DATA IN THIS EXERCISE
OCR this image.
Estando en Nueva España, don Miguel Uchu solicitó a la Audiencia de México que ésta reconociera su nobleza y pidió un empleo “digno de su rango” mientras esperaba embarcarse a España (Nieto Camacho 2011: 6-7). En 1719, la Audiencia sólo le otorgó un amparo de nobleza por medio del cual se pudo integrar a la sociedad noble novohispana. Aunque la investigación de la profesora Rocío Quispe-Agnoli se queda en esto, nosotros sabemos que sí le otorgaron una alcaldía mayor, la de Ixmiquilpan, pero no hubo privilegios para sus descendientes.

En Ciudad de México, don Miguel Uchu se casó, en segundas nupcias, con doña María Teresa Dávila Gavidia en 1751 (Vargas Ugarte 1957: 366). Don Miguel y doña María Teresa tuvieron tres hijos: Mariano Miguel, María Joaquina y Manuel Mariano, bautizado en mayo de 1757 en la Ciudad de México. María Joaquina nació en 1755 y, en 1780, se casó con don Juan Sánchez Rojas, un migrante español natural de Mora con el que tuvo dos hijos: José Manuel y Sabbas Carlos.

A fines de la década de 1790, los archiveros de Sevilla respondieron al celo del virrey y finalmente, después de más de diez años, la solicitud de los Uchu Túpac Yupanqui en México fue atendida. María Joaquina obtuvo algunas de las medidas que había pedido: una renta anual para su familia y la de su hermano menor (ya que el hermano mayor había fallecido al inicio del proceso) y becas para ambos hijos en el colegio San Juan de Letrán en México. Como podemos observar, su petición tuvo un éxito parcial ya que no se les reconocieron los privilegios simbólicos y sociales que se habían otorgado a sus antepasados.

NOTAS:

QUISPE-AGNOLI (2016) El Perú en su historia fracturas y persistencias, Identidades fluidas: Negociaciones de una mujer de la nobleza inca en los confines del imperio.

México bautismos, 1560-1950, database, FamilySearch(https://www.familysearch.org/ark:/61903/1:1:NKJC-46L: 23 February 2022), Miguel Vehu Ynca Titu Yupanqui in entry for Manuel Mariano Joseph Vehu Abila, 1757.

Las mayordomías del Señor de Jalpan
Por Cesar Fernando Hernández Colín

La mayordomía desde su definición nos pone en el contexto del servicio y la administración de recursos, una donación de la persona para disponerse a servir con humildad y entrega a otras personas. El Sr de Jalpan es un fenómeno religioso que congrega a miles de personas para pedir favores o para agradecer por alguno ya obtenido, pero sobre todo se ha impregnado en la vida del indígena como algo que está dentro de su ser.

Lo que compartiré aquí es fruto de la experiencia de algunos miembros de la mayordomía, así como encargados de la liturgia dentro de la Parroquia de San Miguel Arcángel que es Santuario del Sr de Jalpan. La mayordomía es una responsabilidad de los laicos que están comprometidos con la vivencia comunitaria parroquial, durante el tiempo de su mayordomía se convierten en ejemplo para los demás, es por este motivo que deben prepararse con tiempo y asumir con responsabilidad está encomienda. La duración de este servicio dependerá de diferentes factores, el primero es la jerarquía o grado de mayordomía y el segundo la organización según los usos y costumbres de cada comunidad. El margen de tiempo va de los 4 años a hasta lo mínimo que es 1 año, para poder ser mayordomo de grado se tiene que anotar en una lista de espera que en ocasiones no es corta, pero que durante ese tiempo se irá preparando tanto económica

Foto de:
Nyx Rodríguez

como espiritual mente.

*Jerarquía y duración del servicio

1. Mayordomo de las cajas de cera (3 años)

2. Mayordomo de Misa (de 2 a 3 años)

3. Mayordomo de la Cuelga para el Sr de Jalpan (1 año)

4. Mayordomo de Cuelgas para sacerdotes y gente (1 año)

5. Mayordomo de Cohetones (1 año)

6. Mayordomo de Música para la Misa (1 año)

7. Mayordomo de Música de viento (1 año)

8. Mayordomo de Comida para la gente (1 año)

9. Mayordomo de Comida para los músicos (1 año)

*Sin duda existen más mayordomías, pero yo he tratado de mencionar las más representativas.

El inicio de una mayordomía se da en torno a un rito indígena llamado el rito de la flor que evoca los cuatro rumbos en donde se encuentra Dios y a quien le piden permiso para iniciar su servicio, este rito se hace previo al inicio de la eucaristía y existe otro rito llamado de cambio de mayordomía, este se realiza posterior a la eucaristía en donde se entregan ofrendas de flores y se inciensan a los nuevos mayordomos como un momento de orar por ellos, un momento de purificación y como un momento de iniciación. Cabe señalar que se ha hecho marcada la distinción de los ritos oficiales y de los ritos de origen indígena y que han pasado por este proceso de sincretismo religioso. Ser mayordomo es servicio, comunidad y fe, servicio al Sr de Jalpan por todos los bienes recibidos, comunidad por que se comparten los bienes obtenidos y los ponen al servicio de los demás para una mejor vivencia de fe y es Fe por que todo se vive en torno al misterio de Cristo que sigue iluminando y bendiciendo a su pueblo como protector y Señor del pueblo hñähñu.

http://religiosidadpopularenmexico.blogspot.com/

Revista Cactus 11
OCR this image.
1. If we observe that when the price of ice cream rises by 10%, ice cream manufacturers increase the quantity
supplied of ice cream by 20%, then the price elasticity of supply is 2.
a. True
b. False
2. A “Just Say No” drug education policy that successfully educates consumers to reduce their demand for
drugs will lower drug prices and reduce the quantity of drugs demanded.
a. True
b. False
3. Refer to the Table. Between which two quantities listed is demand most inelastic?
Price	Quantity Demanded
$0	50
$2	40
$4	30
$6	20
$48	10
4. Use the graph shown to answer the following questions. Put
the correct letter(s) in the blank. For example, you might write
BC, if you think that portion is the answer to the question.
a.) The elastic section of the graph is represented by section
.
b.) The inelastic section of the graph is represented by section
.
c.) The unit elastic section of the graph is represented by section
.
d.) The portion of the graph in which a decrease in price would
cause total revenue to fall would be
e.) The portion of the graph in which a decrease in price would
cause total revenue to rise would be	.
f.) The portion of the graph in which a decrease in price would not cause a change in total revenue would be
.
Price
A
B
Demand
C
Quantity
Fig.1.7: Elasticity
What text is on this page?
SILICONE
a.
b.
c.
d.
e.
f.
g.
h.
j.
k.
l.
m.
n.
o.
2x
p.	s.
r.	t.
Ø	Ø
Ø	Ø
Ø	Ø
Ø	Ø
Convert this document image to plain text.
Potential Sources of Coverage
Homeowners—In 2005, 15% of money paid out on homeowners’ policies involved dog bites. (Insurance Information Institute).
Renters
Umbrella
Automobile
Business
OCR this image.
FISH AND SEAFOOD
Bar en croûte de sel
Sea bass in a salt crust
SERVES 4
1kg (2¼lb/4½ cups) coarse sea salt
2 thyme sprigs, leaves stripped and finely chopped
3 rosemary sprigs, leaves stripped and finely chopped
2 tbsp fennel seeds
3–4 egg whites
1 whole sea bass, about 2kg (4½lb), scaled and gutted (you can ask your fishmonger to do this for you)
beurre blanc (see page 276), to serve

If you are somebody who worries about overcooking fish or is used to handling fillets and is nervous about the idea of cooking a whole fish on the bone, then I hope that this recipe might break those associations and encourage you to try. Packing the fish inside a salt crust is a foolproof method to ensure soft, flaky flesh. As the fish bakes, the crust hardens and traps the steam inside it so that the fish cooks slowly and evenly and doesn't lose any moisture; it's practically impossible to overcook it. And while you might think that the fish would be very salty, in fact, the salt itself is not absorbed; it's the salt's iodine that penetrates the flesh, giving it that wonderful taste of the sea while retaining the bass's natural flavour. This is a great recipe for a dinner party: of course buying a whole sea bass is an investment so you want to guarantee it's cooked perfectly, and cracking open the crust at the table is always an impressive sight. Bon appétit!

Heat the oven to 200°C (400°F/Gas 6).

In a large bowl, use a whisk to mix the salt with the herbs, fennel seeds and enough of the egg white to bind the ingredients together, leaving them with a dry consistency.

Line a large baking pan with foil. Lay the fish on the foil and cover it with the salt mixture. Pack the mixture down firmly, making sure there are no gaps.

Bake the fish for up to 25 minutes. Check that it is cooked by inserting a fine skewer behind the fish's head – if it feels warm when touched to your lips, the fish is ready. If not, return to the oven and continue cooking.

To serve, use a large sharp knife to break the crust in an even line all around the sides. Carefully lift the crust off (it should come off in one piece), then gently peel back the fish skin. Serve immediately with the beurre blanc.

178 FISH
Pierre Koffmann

TASK STATEMENT
Of all the lines above, how many contain the word "finely"? Give the number and nothing else.

TASK ANSWER
2